◆ EXERCISE GOAL: Filter the records for lines holding the string "монстра".

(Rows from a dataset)
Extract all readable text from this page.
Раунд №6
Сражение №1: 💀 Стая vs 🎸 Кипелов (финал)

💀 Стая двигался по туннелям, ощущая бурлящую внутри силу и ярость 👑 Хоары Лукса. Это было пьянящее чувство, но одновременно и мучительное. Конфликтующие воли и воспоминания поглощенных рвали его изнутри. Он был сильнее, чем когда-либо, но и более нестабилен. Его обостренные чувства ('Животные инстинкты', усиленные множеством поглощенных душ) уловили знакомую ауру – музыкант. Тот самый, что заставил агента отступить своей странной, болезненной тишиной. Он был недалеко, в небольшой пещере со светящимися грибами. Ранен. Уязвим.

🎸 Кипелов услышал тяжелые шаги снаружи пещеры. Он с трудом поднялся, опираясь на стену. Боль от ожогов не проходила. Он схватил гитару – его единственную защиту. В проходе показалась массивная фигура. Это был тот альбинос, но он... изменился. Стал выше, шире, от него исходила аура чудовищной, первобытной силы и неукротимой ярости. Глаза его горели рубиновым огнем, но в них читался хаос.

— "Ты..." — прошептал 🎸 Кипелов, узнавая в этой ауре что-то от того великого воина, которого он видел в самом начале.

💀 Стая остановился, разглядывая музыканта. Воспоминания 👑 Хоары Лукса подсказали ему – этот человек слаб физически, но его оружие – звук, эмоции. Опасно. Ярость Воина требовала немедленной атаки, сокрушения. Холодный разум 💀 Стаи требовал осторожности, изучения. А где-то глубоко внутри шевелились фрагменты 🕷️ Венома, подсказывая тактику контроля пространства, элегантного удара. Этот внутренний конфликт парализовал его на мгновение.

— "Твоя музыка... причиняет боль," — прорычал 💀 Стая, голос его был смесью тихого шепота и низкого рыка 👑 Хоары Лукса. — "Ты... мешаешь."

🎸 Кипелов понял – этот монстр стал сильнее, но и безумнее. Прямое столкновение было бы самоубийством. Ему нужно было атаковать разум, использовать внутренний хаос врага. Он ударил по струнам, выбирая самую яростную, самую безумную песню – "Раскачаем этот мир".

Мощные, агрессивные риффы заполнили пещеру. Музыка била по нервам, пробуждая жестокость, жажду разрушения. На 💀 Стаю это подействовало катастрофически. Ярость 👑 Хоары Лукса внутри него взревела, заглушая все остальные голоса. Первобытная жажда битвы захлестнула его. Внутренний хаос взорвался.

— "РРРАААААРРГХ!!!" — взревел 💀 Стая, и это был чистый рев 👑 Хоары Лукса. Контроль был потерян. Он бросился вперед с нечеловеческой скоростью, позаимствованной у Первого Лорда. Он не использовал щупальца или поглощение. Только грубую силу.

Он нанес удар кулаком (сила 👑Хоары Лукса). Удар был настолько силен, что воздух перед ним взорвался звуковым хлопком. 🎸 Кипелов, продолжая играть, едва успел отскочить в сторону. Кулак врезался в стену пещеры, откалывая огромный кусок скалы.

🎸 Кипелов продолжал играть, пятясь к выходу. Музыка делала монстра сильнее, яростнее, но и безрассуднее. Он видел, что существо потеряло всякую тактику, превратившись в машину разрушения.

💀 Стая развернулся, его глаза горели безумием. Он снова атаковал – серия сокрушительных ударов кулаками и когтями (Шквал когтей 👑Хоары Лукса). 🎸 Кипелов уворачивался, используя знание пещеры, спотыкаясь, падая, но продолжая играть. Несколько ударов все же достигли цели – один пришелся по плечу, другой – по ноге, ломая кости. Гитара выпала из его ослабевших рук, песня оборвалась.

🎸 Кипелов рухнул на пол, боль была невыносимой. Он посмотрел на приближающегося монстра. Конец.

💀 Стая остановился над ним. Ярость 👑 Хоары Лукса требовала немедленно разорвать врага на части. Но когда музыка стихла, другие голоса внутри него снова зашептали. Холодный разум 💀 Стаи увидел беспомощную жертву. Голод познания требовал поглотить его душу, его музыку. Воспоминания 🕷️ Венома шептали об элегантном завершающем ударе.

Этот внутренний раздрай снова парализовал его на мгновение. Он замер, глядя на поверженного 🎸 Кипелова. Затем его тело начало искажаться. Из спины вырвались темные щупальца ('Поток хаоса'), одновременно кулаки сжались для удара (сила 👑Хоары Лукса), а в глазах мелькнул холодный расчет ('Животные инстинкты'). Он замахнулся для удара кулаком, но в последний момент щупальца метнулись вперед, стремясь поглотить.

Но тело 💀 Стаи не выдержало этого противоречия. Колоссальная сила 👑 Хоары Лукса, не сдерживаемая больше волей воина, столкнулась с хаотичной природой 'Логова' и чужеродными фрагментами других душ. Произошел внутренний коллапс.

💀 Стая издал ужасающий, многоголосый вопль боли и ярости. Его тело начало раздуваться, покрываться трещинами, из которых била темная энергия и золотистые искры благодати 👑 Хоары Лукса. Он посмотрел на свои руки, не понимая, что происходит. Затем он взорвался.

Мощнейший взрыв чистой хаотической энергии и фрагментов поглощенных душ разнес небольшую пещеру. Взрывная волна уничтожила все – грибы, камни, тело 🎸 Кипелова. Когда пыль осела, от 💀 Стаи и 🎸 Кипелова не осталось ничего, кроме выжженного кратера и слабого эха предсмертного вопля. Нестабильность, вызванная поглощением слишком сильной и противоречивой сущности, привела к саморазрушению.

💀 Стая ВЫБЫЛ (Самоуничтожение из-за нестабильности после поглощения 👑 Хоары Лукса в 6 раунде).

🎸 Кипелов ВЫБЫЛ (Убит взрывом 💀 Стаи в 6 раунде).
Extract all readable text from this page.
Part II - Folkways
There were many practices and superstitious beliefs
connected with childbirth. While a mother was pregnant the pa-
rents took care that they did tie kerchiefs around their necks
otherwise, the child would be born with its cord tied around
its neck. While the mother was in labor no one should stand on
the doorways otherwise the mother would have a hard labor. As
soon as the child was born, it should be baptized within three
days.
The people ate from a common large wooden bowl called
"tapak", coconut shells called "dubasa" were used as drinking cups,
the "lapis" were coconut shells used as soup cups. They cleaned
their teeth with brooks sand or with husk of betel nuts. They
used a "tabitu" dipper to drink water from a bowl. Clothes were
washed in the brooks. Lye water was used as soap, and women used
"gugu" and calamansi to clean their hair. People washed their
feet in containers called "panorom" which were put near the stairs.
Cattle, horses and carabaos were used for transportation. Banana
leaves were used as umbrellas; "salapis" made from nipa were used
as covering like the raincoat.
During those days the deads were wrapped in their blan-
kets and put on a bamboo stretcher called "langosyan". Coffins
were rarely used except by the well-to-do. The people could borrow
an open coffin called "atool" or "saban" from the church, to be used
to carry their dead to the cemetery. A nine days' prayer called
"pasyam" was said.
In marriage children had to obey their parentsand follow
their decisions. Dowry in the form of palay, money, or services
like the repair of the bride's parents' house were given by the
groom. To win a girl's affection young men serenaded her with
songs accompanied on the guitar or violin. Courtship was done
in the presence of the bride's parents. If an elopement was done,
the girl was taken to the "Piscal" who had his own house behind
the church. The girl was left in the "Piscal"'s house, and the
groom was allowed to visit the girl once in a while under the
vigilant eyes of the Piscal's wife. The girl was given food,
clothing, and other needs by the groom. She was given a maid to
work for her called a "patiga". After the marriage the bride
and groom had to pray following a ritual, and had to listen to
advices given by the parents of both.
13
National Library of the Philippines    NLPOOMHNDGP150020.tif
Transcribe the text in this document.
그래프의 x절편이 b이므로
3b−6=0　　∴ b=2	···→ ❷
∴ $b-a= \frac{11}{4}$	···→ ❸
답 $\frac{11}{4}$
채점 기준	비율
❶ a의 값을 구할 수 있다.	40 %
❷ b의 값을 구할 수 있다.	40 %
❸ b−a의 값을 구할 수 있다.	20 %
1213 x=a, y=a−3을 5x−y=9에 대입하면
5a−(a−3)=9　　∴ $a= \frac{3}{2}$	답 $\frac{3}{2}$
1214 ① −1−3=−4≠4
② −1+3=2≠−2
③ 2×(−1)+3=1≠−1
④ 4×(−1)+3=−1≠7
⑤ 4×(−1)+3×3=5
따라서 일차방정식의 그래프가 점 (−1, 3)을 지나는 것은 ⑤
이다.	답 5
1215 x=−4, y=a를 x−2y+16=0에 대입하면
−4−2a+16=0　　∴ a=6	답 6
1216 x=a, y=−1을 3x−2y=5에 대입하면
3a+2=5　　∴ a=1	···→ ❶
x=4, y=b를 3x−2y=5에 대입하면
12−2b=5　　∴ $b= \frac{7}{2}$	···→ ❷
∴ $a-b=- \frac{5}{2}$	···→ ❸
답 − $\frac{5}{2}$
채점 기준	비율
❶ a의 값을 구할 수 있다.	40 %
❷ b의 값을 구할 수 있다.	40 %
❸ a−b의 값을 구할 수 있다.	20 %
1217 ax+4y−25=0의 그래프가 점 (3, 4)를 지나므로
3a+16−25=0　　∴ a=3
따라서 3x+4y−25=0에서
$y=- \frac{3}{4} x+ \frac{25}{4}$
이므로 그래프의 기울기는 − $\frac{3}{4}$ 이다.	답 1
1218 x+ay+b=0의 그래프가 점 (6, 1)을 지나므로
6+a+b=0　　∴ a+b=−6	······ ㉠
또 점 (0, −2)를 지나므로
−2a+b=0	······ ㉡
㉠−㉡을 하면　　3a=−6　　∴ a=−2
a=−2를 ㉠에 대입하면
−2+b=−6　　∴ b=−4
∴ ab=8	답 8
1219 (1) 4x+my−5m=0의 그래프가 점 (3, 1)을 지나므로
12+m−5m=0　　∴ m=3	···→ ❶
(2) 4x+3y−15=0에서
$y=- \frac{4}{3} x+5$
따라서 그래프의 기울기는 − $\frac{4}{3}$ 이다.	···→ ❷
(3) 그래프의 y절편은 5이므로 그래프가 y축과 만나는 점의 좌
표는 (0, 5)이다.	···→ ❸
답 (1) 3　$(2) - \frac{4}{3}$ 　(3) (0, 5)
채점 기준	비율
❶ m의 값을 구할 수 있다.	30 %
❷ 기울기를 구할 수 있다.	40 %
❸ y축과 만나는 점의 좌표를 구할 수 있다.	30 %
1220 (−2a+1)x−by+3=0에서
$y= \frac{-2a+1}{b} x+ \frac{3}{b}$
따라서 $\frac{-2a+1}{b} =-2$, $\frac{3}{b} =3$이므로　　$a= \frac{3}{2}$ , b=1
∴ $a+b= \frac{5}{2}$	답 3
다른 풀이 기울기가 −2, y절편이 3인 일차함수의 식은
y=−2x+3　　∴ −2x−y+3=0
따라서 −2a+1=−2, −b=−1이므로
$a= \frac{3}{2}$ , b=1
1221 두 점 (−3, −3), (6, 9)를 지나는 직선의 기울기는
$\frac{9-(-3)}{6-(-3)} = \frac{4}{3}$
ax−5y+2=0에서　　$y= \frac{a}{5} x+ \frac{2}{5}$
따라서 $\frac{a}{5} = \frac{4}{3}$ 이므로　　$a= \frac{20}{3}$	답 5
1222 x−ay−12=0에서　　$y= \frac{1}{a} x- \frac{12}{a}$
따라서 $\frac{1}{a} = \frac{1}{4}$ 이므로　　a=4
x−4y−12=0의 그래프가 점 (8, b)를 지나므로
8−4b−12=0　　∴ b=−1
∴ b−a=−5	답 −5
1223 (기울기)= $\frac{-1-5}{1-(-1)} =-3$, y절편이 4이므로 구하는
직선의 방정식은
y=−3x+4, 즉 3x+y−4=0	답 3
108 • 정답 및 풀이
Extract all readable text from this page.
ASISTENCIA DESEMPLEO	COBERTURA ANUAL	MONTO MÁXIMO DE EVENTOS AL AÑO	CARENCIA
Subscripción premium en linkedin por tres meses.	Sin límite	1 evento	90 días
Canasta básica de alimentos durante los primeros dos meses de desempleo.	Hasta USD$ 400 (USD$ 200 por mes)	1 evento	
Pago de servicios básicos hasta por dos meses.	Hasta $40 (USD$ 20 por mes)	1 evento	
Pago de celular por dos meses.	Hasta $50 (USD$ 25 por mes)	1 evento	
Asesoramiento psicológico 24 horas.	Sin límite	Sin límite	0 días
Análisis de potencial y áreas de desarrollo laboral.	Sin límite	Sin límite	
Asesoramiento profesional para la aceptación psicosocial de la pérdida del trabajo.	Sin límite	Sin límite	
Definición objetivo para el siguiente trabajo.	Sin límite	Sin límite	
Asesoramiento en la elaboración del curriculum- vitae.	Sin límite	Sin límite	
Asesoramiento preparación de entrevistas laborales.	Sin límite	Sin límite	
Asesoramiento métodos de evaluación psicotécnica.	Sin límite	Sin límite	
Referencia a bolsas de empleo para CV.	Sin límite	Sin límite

◆ SOLUTION FOR THIS PROBLEM:
🎸 Кипелов продолжал играть, пятясь к выходу. Музыка делала монстра сильнее, яростнее, но и безрассуднее. Он видел, что существо потеряло всякую тактику, превратившись в машину разрушения.
🎸 Кипелов рухнул на пол, боль была невыносимой. Он посмотрел на приближающегося монстра. Конец.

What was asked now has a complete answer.